| WORK TO COMPLETE |
Please render the lines below as a Markdown table, starting at the first line and ending at the line containing "- eyebrow: [797, 255, 831, 261]". Use the columns Row and Line, number each row, and leave out any blank lines.

| SOURCE DATA |
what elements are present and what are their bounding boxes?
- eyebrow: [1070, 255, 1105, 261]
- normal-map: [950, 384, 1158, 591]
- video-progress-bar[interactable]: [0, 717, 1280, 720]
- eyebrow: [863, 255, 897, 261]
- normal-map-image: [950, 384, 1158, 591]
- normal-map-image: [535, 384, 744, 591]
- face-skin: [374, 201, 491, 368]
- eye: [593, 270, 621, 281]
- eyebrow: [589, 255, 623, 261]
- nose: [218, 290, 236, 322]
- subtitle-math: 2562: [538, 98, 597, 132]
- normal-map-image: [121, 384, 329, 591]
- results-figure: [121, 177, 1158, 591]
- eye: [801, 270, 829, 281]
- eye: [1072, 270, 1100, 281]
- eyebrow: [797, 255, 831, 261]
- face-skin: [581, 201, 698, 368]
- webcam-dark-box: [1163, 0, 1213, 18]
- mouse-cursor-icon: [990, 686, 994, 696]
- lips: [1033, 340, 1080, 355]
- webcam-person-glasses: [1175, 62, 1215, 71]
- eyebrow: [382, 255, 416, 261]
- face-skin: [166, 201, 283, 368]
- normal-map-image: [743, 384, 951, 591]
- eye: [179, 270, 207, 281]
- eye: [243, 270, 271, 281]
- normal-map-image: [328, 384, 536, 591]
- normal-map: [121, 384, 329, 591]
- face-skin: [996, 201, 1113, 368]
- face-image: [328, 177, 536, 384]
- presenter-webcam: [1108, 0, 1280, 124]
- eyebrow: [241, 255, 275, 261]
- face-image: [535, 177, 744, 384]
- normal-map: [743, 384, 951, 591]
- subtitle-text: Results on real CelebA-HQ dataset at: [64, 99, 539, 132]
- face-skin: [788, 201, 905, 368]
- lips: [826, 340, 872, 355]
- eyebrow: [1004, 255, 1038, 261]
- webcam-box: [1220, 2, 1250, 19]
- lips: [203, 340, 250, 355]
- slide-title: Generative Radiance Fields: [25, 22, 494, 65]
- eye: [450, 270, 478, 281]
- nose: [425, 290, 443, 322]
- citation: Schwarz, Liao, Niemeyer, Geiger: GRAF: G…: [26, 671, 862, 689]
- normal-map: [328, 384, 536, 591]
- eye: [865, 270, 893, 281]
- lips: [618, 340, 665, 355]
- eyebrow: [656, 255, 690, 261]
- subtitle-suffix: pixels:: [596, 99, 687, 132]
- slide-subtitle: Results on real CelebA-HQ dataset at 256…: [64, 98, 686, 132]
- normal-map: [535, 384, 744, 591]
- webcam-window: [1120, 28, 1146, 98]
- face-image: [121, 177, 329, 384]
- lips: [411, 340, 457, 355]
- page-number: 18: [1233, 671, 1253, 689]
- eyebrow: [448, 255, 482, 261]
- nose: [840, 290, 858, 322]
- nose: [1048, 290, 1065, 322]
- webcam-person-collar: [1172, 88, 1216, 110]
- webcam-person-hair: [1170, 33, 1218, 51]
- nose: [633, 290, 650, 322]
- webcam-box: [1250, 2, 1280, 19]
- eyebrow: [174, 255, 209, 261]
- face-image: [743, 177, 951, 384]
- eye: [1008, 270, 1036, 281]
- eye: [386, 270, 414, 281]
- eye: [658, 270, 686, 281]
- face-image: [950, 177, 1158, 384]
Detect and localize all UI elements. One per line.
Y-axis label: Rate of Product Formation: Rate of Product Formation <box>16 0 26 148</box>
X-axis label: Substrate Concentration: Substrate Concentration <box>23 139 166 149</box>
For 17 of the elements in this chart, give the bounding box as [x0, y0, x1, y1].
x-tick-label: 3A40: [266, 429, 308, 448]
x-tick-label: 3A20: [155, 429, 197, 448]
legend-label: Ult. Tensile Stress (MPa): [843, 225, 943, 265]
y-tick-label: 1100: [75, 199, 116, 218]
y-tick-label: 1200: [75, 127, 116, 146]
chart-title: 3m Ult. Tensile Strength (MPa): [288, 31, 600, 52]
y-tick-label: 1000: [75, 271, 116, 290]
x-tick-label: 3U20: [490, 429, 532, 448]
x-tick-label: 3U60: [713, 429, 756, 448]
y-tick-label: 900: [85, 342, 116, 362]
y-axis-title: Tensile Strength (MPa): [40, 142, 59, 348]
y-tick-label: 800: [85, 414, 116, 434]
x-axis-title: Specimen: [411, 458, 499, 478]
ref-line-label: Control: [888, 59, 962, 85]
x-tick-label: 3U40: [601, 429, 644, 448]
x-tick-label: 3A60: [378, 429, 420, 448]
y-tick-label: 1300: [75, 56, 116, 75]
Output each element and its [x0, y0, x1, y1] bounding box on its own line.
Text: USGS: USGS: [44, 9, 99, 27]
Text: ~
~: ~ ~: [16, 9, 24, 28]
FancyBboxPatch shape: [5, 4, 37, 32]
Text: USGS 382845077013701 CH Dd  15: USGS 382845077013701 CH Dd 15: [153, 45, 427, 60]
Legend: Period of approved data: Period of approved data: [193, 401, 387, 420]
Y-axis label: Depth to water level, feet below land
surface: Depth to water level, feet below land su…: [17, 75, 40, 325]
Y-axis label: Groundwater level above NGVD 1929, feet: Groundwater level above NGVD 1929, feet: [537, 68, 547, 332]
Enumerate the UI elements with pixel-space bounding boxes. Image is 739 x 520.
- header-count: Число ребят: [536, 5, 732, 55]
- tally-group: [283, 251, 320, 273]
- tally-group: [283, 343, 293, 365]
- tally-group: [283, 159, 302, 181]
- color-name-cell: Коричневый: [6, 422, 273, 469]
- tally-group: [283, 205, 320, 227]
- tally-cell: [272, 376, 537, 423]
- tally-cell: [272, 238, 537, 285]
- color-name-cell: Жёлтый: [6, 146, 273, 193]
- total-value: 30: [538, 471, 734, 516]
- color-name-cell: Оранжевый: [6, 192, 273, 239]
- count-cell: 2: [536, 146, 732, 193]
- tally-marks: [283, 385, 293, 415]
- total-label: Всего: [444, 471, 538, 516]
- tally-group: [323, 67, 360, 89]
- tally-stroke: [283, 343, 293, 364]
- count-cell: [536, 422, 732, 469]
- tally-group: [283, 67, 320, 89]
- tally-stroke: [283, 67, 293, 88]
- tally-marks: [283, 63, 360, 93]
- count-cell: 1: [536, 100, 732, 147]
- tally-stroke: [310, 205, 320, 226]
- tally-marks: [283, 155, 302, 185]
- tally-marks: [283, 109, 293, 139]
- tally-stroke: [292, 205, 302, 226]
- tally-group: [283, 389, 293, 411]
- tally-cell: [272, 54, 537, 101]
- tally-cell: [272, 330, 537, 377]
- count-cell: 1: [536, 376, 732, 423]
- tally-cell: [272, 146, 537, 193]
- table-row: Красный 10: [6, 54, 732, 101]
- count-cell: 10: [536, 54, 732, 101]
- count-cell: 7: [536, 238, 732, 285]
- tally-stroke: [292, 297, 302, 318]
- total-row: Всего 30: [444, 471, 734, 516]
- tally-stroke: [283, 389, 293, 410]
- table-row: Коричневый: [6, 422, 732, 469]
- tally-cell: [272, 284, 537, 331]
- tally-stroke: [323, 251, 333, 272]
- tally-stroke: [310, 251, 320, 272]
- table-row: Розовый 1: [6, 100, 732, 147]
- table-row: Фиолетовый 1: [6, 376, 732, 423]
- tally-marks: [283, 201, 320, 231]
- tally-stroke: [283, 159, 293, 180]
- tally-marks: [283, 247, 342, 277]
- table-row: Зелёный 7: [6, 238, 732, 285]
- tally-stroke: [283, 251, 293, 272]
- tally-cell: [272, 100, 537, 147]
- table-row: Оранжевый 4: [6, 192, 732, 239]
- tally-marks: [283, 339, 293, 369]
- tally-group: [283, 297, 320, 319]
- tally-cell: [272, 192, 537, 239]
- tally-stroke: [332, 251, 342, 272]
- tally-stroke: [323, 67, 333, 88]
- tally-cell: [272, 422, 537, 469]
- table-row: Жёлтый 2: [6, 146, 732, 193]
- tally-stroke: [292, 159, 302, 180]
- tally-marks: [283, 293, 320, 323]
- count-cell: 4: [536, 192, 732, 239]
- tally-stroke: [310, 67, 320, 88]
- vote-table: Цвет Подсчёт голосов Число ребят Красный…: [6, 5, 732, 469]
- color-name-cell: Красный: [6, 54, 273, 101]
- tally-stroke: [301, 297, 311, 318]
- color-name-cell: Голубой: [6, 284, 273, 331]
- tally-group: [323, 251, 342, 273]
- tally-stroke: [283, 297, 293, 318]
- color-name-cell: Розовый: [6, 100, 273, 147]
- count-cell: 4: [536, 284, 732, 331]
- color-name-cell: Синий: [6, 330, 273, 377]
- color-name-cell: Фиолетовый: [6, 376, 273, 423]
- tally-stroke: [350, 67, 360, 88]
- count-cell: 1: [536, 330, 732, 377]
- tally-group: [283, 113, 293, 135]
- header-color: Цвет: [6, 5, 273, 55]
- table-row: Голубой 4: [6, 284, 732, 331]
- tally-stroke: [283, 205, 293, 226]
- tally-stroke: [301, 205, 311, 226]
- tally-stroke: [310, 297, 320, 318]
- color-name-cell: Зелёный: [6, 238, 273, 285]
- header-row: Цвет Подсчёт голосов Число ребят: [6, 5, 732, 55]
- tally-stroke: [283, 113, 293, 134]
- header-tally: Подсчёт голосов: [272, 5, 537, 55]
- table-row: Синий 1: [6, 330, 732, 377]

| TASK SOLUTION |
| Row | Line |
|---|---|
| 1 | what elements are present and what are their bounding boxes? |
| 2 | - eyebrow: [1070, 255, 1105, 261] |
| 3 | - normal-map: [950, 384, 1158, 591] |
| 4 | - video-progress-bar[interactable]: [0, 717, 1280, 720] |
| 5 | - eyebrow: [863, 255, 897, 261] |
| 6 | - normal-map-image: [950, 384, 1158, 591] |
| 7 | - normal-map-image: [535, 384, 744, 591] |
| 8 | - face-skin: [374, 201, 491, 368] |
| 9 | - eye: [593, 270, 621, 281] |
| 10 | - eyebrow: [589, 255, 623, 261] |
| 11 | - nose: [218, 290, 236, 322] |
| 12 | - subtitle-math: 2562: [538, 98, 597, 132] |
| 13 | - normal-map-image: [121, 384, 329, 591] |
| 14 | - results-figure: [121, 177, 1158, 591] |
| 15 | - eye: [801, 270, 829, 281] |
| 16 | - eye: [1072, 270, 1100, 281] |
| 17 | - eyebrow: [797, 255, 831, 261] |